STATED EXERCISE:
Write out the listing below in full and exactly, leaving out every picture.

++++ DATASET ENTRIES

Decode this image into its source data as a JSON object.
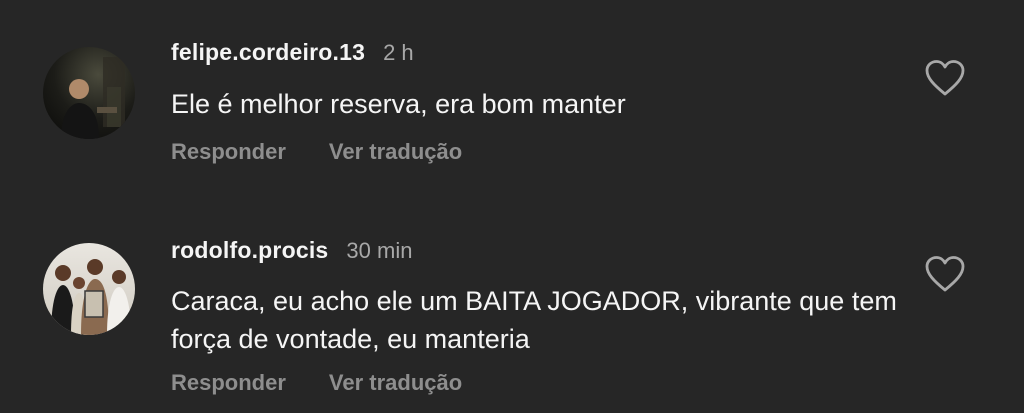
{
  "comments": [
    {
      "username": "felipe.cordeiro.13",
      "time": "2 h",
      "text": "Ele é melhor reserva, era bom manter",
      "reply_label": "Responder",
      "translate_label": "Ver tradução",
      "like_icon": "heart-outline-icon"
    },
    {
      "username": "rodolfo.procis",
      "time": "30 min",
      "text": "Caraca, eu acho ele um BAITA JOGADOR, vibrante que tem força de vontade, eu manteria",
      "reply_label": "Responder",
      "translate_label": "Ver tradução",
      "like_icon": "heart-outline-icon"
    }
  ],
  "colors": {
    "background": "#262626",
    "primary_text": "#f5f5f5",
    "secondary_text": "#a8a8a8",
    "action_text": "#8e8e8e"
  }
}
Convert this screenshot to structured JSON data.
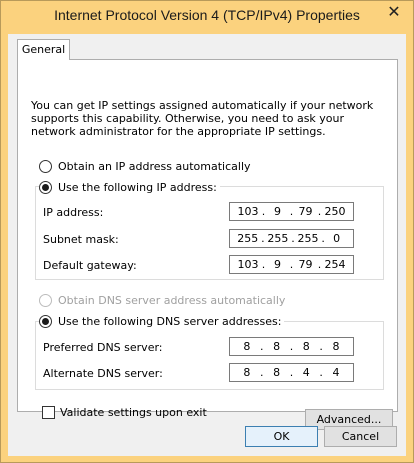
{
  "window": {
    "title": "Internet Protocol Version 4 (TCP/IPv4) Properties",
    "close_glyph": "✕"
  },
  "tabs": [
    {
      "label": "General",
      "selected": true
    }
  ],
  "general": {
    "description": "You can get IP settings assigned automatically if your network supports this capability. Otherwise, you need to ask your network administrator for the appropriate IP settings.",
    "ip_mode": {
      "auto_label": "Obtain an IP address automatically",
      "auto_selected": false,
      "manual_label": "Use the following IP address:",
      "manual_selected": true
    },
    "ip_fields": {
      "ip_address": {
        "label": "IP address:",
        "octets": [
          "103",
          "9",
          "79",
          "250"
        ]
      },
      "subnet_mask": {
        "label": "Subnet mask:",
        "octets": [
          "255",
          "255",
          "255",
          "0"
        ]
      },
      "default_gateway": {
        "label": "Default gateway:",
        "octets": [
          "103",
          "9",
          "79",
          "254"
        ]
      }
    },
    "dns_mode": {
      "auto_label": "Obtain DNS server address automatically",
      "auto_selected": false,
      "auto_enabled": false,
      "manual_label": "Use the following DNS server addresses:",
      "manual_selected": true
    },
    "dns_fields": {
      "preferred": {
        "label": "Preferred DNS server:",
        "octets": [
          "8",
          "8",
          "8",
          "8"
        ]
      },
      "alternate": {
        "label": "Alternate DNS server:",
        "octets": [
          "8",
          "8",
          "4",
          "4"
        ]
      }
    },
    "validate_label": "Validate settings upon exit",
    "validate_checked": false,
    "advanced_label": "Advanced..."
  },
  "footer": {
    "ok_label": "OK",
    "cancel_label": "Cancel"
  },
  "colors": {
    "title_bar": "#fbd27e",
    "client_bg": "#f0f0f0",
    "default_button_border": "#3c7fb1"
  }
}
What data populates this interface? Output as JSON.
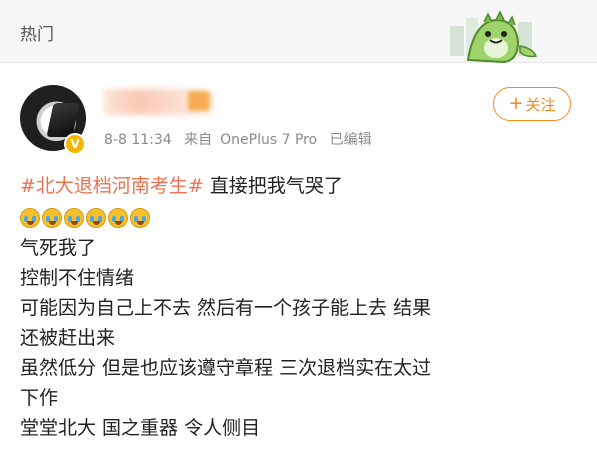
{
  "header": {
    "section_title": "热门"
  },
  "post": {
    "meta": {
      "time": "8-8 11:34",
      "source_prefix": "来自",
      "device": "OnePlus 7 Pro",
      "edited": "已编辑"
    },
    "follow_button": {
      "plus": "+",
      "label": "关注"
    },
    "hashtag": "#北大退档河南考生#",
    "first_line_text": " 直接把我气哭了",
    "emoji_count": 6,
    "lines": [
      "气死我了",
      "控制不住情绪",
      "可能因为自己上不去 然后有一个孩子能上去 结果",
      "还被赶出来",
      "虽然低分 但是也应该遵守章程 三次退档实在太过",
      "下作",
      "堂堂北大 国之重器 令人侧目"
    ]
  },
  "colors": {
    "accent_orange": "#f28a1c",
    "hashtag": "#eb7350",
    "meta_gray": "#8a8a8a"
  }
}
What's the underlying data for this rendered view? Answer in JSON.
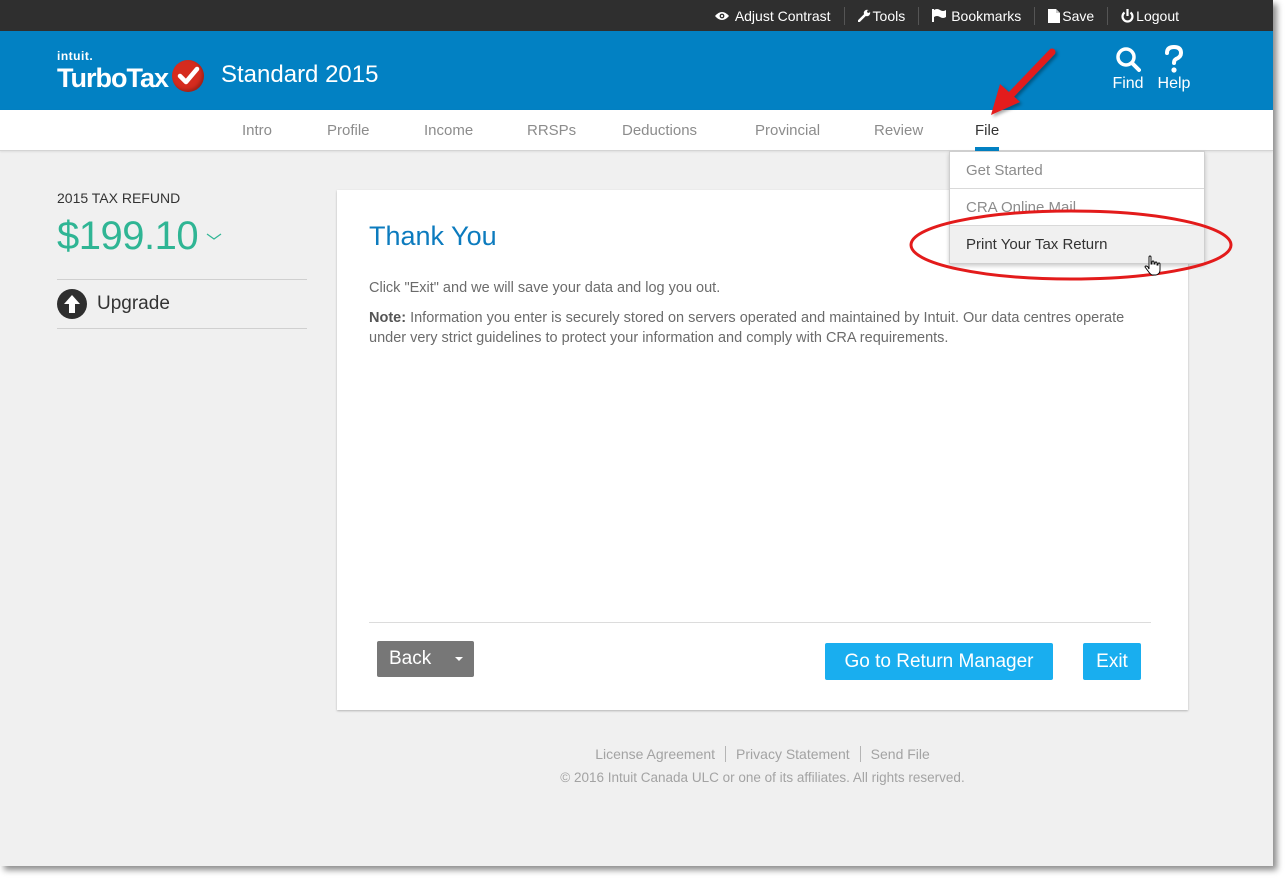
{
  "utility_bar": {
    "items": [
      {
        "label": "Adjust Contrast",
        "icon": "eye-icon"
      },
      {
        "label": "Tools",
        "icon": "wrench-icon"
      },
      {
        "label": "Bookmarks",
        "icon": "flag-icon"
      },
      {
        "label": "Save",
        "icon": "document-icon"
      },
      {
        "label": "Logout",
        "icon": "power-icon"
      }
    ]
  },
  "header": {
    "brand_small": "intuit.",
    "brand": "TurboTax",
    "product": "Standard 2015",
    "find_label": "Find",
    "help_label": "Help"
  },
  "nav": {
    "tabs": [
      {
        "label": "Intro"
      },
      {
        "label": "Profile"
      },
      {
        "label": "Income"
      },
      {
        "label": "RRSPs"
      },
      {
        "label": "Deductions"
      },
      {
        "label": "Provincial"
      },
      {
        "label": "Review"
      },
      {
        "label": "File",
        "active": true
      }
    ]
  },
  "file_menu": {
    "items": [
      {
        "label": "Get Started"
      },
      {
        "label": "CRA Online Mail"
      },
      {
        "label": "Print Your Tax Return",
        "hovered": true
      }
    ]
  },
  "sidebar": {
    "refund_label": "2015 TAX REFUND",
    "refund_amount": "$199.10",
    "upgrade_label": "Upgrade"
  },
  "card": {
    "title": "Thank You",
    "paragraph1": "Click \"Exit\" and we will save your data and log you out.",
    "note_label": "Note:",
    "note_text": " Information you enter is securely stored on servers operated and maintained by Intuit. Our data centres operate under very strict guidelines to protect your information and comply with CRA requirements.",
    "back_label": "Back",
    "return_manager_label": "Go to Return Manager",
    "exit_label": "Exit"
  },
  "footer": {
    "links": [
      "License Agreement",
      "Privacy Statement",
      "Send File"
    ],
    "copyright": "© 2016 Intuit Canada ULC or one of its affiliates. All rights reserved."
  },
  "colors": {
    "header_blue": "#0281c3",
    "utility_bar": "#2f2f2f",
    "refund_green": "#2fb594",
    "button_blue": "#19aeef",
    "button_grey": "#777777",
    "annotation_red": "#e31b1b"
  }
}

++++++++

THE COMPLETED TASK:
Decode this image into its source data as a JSON object.
{
  "comments": [
    {
      "username": "felipe.cordeiro.13",
      "time": "2 h",
      "text": "Ele é melhor reserva, era bom manter",
      "reply_label": "Responder",
      "translate_label": "Ver tradução",
      "like_icon": "heart-outline-icon"
    },
    {
      "username": "rodolfo.procis",
      "time": "30 min",
      "text": "Caraca, eu acho ele um BAITA JOGADOR, vibrante que tem força de vontade, eu manteria",
      "reply_label": "Responder",
      "translate_label": "Ver tradução",
      "like_icon": "heart-outline-icon"
    }
  ],
  "colors": {
    "background": "#262626",
    "primary_text": "#f5f5f5",
    "secondary_text": "#a8a8a8",
    "action_text": "#8e8e8e"
  }
}
Convert this screenshot to structured JSON data.
{
  "window": {
    "title": "Internet Protocol Version 4 (TCP/IPv4) Properties",
    "close_glyph": "✕"
  },
  "tabs": [
    {
      "label": "General",
      "selected": true
    }
  ],
  "general": {
    "description": "You can get IP settings assigned automatically if your network supports this capability. Otherwise, you need to ask your network administrator for the appropriate IP settings.",
    "ip_mode": {
      "auto_label": "Obtain an IP address automatically",
      "auto_selected": false,
      "manual_label": "Use the following IP address:",
      "manual_selected": true
    },
    "ip_fields": {
      "ip_address": {
        "label": "IP address:",
        "octets": [
          "103",
          "9",
          "79",
          "250"
        ]
      },
      "subnet_mask": {
        "label": "Subnet mask:",
        "octets": [
          "255",
          "255",
          "255",
          "0"
        ]
      },
      "default_gateway": {
        "label": "Default gateway:",
        "octets": [
          "103",
          "9",
          "79",
          "254"
        ]
      }
    },
    "dns_mode": {
      "auto_label": "Obtain DNS server address automatically",
      "auto_selected": false,
      "auto_enabled": false,
      "manual_label": "Use the following DNS server addresses:",
      "manual_selected": true
    },
    "dns_fields": {
      "preferred": {
        "label": "Preferred DNS server:",
        "octets": [
          "8",
          "8",
          "8",
          "8"
        ]
      },
      "alternate": {
        "label": "Alternate DNS server:",
        "octets": [
          "8",
          "8",
          "4",
          "4"
        ]
      }
    },
    "validate_label": "Validate settings upon exit",
    "validate_checked": false,
    "advanced_label": "Advanced..."
  },
  "footer": {
    "ok_label": "OK",
    "cancel_label": "Cancel"
  },
  "colors": {
    "title_bar": "#fbd27e",
    "client_bg": "#f0f0f0",
    "default_button_border": "#3c7fb1"
  }
}
What data populates this interface? Output as JSON.
{
  "header": {
    "section_title": "热门"
  },
  "post": {
    "meta": {
      "time": "8-8 11:34",
      "source_prefix": "来自",
      "device": "OnePlus 7 Pro",
      "edited": "已编辑"
    },
    "follow_button": {
      "plus": "+",
      "label": "关注"
    },
    "hashtag": "#北大退档河南考生#",
    "first_line_text": " 直接把我气哭了",
    "emoji_count": 6,
    "lines": [
      "气死我了",
      "控制不住情绪",
      "可能因为自己上不去 然后有一个孩子能上去 结果",
      "还被赶出来",
      "虽然低分 但是也应该遵守章程 三次退档实在太过",
      "下作",
      "堂堂北大 国之重器 令人侧目"
    ]
  },
  "colors": {
    "accent_orange": "#f28a1c",
    "hashtag": "#eb7350",
    "meta_gray": "#8a8a8a"
  }
}
What's the underlying data for this rendered view? Answer in JSON.
{
  "utility_bar": {
    "items": [
      {
        "label": "Adjust Contrast",
        "icon": "eye-icon"
      },
      {
        "label": "Tools",
        "icon": "wrench-icon"
      },
      {
        "label": "Bookmarks",
        "icon": "flag-icon"
      },
      {
        "label": "Save",
        "icon": "document-icon"
      },
      {
        "label": "Logout",
        "icon": "power-icon"
      }
    ]
  },
  "header": {
    "brand_small": "intuit.",
    "brand": "TurboTax",
    "product": "Standard 2015",
    "find_label": "Find",
    "help_label": "Help"
  },
  "nav": {
    "tabs": [
      {
        "label": "Intro"
      },
      {
        "label": "Profile"
      },
      {
        "label": "Income"
      },
      {
        "label": "RRSPs"
      },
      {
        "label": "Deductions"
      },
      {
        "label": "Provincial"
      },
      {
        "label": "Review"
      },
      {
        "label": "File",
        "active": true
      }
    ]
  },
  "file_menu": {
    "items": [
      {
        "label": "Get Started"
      },
      {
        "label": "CRA Online Mail"
      },
      {
        "label": "Print Your Tax Return",
        "hovered": true
      }
    ]
  },
  "sidebar": {
    "refund_label": "2015 TAX REFUND",
    "refund_amount": "$199.10",
    "upgrade_label": "Upgrade"
  },
  "card": {
    "title": "Thank You",
    "paragraph1": "Click \"Exit\" and we will save your data and log you out.",
    "note_label": "Note:",
    "note_text": " Information you enter is securely stored on servers operated and maintained by Intuit. Our data centres operate under very strict guidelines to protect your information and comply with CRA requirements.",
    "back_label": "Back",
    "return_manager_label": "Go to Return Manager",
    "exit_label": "Exit"
  },
  "footer": {
    "links": [
      "License Agreement",
      "Privacy Statement",
      "Send File"
    ],
    "copyright": "© 2016 Intuit Canada ULC or one of its affiliates. All rights reserved."
  },
  "colors": {
    "header_blue": "#0281c3",
    "utility_bar": "#2f2f2f",
    "refund_green": "#2fb594",
    "button_blue": "#19aeef",
    "button_grey": "#777777",
    "annotation_red": "#e31b1b"
  }
}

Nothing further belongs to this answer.